DIRECTIONS ▸
Set down the full listing exactly as given. Any pictures are to be left out.

(begin)

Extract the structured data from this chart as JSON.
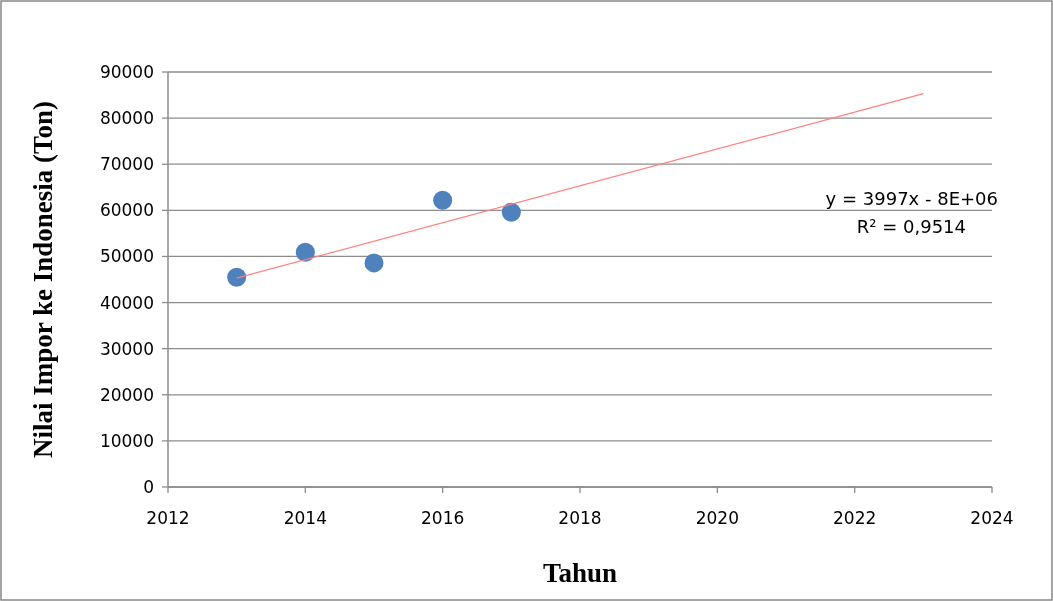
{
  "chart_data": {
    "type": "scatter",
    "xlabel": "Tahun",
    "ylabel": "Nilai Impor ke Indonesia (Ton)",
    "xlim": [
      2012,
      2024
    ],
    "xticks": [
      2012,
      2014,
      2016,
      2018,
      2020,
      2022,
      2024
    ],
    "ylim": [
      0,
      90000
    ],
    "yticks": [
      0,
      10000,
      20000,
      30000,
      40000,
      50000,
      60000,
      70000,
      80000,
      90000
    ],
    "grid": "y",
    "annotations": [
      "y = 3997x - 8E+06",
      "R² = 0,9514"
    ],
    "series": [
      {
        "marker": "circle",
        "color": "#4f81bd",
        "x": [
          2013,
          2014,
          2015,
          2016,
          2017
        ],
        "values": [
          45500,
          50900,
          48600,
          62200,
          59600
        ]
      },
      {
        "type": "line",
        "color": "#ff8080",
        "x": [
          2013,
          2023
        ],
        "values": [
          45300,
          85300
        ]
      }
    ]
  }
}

(end)

EXERCISE ANSWER ▸
Extract the structured data from this chart as JSON.
{
  "chart_data": {
    "type": "scatter",
    "xlabel": "Tahun",
    "ylabel": "Nilai Impor ke Indonesia (Ton)",
    "xlim": [
      2012,
      2024
    ],
    "xticks": [
      2012,
      2014,
      2016,
      2018,
      2020,
      2022,
      2024
    ],
    "ylim": [
      0,
      90000
    ],
    "yticks": [
      0,
      10000,
      20000,
      30000,
      40000,
      50000,
      60000,
      70000,
      80000,
      90000
    ],
    "grid": "y",
    "annotations": [
      "y = 3997x - 8E+06",
      "R² = 0,9514"
    ],
    "series": [
      {
        "marker": "circle",
        "color": "#4f81bd",
        "x": [
          2013,
          2014,
          2015,
          2016,
          2017
        ],
        "values": [
          45500,
          50900,
          48600,
          62200,
          59600
        ]
      },
      {
        "type": "line",
        "color": "#ff8080",
        "x": [
          2013,
          2023
        ],
        "values": [
          45300,
          85300
        ]
      }
    ]
  }
}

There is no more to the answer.